DIRECTIONS FOR THIS TASK | Tally the lines in these records that hold the string "объединением", and reply with the number alone.

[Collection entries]
┌──

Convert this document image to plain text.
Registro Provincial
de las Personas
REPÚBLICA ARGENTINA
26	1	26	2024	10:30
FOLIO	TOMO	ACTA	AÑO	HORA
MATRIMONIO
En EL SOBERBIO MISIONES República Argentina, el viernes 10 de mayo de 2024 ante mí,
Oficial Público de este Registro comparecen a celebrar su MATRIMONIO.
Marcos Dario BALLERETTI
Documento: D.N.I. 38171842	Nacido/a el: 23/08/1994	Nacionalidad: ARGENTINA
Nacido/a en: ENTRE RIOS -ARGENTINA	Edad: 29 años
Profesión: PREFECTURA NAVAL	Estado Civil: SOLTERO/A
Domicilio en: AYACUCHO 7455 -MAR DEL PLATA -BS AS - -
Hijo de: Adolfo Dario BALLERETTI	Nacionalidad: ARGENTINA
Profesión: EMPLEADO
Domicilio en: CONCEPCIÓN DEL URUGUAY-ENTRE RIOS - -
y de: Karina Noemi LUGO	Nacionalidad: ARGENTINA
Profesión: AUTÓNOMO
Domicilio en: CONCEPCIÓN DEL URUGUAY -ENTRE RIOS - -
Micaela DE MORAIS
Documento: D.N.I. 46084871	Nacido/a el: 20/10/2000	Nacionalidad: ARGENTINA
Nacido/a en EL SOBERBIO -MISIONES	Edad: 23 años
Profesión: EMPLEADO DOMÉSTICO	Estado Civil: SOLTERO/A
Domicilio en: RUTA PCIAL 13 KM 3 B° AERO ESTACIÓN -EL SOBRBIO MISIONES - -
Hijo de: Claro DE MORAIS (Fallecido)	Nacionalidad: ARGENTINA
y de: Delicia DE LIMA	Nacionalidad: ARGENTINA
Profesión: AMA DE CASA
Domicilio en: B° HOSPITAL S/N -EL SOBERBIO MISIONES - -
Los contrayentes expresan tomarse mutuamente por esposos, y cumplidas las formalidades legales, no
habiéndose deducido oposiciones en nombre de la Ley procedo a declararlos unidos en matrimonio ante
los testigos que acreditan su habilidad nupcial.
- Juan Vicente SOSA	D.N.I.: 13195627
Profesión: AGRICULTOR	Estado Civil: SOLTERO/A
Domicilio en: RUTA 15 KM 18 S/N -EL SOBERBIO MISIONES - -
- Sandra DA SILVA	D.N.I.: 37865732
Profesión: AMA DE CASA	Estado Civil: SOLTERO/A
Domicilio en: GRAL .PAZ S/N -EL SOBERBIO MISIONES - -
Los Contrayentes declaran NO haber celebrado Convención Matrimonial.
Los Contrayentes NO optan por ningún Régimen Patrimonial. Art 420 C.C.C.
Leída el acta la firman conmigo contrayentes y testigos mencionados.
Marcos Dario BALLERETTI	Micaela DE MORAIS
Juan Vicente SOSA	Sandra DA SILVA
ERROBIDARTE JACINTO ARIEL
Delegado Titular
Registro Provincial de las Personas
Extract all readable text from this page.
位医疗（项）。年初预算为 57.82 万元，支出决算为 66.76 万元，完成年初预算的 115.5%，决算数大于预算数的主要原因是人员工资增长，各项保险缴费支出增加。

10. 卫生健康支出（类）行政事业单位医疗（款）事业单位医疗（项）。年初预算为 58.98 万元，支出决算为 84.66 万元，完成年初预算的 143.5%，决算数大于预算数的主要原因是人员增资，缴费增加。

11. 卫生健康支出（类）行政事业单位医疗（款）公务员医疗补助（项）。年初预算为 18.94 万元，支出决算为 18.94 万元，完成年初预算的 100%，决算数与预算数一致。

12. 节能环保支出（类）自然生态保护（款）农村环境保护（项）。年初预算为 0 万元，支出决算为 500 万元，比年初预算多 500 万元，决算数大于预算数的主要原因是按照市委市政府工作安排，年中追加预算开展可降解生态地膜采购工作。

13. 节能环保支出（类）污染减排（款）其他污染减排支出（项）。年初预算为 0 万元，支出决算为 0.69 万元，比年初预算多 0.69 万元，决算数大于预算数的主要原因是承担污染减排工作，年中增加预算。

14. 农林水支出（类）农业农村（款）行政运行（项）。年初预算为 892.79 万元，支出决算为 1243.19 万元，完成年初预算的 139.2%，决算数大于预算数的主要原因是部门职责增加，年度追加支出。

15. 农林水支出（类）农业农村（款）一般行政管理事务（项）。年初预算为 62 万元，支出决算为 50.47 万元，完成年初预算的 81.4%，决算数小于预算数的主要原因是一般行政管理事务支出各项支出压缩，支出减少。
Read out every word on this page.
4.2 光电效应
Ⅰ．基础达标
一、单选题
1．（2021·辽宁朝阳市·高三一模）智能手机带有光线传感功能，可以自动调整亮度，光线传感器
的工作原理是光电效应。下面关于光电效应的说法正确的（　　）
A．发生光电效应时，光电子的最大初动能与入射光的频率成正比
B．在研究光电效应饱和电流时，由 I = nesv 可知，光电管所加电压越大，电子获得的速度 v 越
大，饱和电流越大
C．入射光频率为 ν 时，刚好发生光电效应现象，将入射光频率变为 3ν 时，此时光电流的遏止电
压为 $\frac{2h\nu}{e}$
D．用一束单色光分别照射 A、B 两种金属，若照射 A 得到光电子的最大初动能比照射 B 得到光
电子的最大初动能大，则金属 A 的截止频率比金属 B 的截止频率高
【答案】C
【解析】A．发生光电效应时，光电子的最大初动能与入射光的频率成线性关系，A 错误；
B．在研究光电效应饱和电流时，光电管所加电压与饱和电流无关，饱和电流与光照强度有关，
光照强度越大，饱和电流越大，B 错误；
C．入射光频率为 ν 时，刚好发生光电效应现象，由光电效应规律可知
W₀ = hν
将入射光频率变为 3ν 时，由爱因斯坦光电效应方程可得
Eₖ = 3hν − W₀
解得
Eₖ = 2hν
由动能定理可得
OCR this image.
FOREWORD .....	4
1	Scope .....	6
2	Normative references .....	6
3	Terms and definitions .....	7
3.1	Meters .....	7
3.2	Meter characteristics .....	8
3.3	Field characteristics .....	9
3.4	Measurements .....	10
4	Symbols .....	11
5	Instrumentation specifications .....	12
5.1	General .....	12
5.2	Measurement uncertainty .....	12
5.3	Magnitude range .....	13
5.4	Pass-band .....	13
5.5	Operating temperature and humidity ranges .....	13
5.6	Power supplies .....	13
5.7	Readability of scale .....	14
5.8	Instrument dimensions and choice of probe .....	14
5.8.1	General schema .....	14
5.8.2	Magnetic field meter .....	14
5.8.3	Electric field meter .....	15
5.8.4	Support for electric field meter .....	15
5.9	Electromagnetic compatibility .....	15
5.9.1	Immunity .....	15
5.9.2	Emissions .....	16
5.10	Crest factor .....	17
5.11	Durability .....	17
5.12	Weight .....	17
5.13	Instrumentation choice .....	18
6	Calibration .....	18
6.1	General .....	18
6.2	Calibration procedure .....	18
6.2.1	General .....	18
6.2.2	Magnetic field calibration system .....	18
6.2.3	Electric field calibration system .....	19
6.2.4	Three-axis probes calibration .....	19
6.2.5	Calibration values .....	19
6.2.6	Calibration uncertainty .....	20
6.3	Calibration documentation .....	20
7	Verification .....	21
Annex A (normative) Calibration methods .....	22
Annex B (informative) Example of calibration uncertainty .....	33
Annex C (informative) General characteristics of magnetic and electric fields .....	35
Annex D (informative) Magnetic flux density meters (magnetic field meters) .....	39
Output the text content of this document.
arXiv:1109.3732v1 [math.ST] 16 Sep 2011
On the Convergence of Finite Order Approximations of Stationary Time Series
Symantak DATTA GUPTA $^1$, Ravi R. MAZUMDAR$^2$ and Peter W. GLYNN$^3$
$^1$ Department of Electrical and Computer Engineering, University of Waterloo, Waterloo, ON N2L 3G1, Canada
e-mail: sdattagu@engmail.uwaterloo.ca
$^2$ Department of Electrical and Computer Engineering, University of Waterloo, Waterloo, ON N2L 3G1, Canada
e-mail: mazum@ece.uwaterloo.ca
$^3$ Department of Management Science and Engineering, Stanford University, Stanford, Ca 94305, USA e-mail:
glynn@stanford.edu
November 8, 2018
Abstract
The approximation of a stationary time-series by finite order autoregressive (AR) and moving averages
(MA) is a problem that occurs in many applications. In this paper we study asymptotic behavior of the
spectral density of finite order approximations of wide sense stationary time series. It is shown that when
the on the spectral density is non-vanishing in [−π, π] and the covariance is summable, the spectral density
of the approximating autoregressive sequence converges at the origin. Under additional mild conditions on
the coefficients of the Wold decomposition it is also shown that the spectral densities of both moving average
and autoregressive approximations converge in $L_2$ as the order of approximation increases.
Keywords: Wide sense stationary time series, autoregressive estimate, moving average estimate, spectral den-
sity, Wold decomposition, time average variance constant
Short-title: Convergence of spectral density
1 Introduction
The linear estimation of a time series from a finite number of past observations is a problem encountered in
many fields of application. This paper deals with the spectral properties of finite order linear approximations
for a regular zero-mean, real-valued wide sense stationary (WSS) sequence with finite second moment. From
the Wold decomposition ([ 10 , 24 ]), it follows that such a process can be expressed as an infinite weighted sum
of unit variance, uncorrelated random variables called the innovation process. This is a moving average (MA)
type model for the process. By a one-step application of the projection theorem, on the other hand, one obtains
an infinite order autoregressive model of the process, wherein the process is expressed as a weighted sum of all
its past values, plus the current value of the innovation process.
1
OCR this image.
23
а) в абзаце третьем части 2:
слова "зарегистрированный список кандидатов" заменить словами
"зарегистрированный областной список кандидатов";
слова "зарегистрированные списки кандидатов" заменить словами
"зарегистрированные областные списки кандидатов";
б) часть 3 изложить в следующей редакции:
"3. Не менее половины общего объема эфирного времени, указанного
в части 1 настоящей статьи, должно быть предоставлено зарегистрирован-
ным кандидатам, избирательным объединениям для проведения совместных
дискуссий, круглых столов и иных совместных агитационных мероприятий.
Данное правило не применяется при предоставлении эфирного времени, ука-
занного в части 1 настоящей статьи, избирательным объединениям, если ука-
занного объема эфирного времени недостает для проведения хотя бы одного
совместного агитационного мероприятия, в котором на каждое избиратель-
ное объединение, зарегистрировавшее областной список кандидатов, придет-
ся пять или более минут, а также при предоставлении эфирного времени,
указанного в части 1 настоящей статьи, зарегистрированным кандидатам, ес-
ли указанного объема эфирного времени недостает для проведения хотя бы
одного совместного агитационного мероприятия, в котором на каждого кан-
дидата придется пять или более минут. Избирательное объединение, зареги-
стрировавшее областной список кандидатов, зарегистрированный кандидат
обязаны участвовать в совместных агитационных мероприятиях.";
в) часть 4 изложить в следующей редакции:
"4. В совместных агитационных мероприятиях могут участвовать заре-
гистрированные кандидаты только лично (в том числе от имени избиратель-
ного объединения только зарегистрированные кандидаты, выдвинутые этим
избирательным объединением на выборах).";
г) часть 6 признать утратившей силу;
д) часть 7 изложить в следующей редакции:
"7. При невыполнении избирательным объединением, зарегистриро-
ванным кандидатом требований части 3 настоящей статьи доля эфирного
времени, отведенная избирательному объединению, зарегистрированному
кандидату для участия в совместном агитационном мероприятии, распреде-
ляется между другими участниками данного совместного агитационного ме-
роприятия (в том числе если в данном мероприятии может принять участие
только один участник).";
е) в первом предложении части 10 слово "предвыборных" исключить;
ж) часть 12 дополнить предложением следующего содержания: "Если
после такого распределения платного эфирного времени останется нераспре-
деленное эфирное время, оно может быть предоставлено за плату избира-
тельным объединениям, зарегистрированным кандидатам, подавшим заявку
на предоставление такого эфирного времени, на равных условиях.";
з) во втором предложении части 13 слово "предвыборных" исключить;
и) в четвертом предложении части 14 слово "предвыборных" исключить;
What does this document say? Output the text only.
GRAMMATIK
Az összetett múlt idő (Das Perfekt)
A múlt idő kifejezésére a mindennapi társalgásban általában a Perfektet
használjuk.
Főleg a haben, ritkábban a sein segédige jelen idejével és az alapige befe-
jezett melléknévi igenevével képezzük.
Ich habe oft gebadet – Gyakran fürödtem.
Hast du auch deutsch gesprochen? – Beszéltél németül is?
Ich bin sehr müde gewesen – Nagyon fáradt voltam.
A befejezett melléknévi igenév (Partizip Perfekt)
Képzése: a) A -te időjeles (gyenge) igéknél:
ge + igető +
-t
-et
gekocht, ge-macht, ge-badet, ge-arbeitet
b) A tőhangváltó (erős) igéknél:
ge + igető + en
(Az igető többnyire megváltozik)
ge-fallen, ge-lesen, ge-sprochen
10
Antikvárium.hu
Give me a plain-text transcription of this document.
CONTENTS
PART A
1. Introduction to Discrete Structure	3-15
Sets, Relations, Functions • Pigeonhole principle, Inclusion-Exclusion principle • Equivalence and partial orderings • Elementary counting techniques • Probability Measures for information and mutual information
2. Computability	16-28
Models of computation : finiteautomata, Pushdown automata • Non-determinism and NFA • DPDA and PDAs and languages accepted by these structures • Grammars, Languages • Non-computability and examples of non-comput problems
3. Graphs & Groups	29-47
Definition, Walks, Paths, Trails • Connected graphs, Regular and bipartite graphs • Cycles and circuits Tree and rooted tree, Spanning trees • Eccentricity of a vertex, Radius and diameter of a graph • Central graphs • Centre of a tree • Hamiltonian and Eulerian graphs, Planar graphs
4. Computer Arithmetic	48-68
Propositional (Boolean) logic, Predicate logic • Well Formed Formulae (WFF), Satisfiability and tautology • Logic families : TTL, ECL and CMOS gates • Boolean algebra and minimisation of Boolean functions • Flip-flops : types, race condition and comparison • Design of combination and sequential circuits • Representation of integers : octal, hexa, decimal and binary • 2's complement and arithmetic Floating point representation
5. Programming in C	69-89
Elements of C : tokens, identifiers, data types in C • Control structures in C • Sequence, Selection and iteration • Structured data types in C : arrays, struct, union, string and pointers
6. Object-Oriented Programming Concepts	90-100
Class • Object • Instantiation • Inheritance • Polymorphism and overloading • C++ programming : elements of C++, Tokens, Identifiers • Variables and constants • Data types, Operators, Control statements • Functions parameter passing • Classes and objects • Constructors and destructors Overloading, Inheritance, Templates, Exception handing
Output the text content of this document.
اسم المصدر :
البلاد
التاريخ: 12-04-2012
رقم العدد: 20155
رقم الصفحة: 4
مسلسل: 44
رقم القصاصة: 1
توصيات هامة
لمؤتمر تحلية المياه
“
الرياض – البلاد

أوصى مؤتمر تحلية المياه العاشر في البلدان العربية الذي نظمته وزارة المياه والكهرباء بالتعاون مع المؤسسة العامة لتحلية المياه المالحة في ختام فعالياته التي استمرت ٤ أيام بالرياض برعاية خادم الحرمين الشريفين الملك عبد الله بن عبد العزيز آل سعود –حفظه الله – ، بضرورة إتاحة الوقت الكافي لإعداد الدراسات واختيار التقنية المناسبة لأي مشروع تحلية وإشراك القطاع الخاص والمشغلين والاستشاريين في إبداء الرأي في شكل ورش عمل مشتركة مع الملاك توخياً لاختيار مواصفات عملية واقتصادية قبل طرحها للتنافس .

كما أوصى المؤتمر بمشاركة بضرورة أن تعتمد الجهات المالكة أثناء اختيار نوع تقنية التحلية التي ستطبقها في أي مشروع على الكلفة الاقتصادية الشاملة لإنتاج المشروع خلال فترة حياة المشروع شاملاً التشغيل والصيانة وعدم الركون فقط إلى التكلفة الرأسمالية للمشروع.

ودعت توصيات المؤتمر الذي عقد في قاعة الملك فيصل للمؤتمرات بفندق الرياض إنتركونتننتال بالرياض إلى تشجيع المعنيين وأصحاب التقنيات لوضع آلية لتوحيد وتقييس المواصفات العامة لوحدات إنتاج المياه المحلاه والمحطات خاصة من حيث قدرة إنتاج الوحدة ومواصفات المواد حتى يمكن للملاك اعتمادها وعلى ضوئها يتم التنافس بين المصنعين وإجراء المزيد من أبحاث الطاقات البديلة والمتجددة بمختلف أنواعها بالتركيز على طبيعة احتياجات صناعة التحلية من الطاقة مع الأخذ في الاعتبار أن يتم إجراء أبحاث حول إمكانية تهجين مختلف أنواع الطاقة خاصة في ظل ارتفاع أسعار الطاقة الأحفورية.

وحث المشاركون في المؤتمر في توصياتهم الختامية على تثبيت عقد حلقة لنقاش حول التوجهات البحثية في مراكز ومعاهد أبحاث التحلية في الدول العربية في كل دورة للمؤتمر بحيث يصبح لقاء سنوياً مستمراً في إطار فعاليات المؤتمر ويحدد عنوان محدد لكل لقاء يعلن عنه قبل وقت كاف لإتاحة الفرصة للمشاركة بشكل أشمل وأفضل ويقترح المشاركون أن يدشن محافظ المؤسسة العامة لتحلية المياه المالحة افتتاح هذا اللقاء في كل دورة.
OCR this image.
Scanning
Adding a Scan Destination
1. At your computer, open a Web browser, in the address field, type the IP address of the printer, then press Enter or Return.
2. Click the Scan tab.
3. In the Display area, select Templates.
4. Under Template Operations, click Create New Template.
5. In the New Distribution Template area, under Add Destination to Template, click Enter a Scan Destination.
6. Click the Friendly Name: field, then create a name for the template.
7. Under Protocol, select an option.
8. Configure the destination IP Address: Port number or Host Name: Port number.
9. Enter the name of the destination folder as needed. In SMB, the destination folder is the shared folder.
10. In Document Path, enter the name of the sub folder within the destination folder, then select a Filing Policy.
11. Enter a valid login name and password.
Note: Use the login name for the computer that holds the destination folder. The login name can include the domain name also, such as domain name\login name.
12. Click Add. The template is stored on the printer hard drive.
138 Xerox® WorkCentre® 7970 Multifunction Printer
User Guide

└──

WRITTEN RESPONSE | 2